───── SUPPLIED RECORDS ─────

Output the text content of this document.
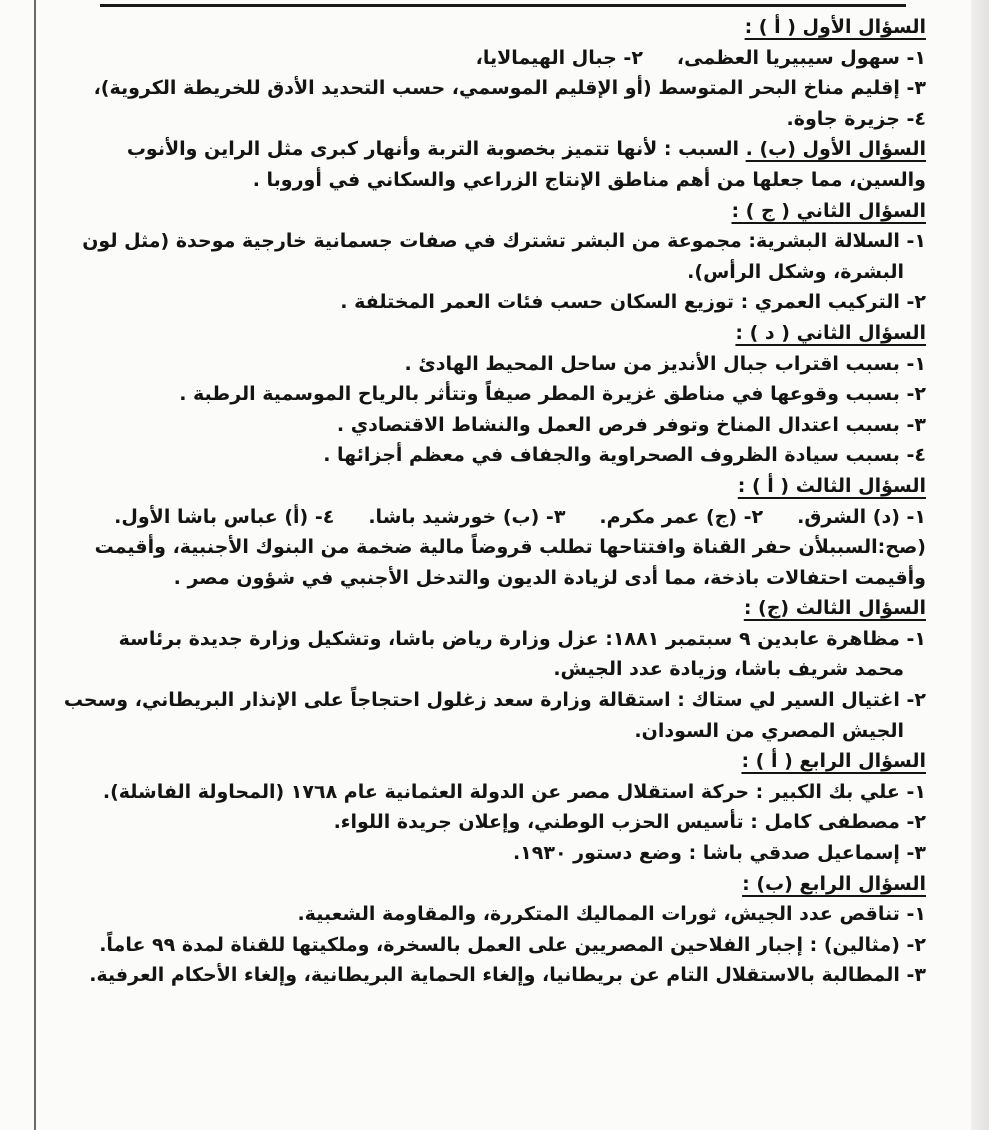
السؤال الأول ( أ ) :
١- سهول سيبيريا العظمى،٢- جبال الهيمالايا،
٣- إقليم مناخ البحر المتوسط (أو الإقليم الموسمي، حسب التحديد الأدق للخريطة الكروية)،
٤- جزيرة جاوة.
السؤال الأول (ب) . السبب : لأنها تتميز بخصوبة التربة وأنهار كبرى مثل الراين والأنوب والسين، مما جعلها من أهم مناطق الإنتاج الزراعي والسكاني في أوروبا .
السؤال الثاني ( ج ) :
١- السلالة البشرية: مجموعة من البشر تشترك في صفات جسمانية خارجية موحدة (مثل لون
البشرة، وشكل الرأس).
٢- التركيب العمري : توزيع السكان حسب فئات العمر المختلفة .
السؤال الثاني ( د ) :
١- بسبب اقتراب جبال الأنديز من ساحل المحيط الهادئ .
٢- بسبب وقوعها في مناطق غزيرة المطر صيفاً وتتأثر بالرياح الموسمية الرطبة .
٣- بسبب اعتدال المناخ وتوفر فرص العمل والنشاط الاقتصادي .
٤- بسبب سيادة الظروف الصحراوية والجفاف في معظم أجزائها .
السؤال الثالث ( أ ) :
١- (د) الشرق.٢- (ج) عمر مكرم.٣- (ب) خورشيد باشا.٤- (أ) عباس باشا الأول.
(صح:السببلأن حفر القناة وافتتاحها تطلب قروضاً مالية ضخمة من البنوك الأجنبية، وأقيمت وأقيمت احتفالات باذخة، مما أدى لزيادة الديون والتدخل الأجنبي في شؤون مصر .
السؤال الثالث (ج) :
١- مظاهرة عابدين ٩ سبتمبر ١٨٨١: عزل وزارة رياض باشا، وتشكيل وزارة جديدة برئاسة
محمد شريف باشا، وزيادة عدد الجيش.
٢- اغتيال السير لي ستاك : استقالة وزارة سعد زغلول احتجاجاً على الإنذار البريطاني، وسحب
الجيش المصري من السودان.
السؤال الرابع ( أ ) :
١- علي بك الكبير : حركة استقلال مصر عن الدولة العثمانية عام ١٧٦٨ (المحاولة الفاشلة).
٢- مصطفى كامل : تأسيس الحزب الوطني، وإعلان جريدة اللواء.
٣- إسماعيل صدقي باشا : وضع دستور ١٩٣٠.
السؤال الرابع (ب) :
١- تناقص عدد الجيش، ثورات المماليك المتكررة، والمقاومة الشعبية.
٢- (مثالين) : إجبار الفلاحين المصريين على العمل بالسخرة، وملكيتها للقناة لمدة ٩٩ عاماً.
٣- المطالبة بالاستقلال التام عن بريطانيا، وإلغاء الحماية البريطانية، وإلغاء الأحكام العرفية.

─────
───── SUPPLIED RECORDS ─────

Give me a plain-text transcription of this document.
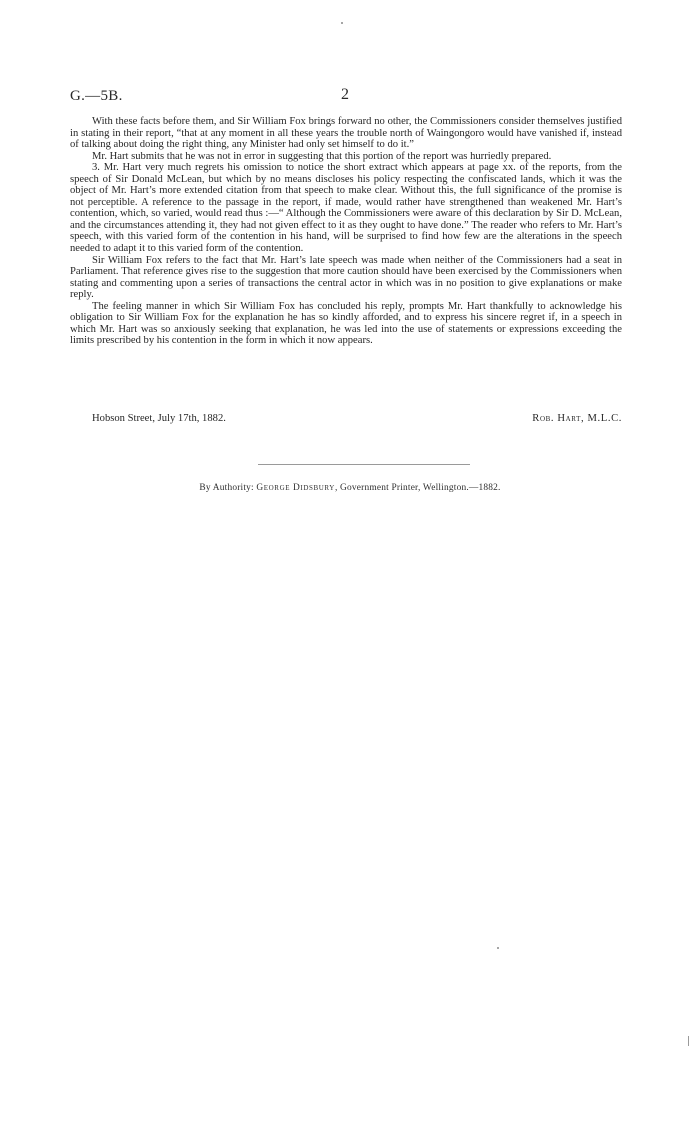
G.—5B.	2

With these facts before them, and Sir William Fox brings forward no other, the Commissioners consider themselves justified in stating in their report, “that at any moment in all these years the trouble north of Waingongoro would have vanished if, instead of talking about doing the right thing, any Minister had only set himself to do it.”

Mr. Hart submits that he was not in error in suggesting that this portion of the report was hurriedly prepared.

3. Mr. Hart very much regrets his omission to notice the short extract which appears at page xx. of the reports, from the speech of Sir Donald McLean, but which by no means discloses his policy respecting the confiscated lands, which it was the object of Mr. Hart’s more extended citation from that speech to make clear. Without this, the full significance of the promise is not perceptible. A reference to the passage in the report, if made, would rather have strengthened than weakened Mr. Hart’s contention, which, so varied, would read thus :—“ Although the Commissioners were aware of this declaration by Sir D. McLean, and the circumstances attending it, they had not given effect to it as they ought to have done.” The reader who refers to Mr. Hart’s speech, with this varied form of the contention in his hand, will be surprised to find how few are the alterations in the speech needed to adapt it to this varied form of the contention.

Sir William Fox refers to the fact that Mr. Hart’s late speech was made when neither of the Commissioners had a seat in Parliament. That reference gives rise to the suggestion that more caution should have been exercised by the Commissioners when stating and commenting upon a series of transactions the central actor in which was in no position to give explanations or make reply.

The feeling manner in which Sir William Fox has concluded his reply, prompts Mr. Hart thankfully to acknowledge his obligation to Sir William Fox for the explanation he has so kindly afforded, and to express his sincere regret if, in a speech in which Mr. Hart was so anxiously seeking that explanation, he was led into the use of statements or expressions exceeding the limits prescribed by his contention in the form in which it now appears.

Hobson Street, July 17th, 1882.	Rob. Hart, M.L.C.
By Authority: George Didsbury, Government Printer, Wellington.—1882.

─────

◆ EXERCISE PROMPT:
Identify which lines contain the word "وزارة" and copy each one.

◆ TASK ANSWER:
١- مظاهرة عابدين ٩ سبتمبر ١٨٨١: عزل وزارة رياض باشا، وتشكيل وزارة جديدة برئاسة
٢- اغتيال السير لي ستاك : استقالة وزارة سعد زغلول احتجاجاً على الإنذار البريطاني، وسحب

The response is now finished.